> [RECORDED INFORMATION]

···

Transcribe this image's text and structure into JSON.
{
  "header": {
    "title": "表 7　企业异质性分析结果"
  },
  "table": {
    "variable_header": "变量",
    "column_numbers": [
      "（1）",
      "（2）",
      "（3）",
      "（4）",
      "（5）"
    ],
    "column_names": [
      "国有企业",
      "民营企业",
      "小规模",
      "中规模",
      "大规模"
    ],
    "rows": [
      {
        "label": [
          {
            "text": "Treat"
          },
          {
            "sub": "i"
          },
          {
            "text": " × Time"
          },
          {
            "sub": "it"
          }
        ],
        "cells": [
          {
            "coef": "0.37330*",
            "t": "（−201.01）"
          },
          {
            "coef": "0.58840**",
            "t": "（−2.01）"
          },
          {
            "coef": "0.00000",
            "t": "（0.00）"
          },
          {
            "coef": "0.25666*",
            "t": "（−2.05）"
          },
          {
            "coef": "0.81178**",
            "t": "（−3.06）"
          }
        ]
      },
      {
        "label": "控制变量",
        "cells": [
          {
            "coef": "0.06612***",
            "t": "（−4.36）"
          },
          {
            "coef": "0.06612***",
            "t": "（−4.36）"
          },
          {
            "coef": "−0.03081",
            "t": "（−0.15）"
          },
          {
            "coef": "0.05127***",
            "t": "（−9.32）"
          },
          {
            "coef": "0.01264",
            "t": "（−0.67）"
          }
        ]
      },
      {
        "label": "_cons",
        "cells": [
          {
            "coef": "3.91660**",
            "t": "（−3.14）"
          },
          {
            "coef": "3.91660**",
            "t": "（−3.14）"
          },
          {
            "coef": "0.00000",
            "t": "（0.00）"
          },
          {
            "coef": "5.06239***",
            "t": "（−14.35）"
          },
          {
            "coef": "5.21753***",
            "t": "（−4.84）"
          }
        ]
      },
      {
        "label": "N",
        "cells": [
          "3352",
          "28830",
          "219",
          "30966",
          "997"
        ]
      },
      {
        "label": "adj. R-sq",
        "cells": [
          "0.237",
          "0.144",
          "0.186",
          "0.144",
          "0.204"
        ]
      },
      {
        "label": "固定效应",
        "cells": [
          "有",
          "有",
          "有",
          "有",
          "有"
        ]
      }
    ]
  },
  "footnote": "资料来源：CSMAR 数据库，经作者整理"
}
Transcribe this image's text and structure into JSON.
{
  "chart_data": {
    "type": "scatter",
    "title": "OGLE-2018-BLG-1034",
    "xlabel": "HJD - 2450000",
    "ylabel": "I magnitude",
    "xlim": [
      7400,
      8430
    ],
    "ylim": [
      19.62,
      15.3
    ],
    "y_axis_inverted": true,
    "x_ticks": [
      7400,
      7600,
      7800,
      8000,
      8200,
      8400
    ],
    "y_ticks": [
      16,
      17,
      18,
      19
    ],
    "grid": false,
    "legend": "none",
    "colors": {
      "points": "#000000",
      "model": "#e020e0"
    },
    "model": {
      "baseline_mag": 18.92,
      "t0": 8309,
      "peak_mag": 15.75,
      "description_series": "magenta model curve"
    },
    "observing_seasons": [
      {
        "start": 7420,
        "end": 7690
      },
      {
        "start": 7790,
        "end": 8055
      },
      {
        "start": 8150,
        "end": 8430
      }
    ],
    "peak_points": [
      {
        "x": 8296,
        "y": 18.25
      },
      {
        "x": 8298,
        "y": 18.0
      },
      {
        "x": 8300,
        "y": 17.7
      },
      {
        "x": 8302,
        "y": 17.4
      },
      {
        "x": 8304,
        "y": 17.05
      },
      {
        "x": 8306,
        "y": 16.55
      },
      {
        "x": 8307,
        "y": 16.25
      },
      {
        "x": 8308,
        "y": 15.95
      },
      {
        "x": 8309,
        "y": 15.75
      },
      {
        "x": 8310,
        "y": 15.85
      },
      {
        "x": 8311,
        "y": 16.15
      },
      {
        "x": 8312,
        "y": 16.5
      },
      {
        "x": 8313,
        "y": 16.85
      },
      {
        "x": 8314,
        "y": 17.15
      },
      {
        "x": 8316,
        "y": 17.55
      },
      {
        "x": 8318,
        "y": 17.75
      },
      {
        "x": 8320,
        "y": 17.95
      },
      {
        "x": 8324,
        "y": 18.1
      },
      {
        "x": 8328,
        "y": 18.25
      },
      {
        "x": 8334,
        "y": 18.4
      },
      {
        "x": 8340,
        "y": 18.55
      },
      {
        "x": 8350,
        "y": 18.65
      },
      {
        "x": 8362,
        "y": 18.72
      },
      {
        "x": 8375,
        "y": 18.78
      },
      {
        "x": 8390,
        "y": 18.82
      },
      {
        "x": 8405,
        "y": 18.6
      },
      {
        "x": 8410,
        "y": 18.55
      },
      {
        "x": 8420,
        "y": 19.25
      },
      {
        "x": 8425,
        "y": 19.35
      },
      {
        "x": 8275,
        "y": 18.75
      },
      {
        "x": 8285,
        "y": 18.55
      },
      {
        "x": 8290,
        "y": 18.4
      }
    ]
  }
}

···

> [WHAT THE TASK ASKS] In the listing, find each line with the string "title" and copy it.

> [SOLUTION TO THIS TASK]
    "title": "表 7　企业异质性分析结果"
    "title": "OGLE-2018-BLG-1034",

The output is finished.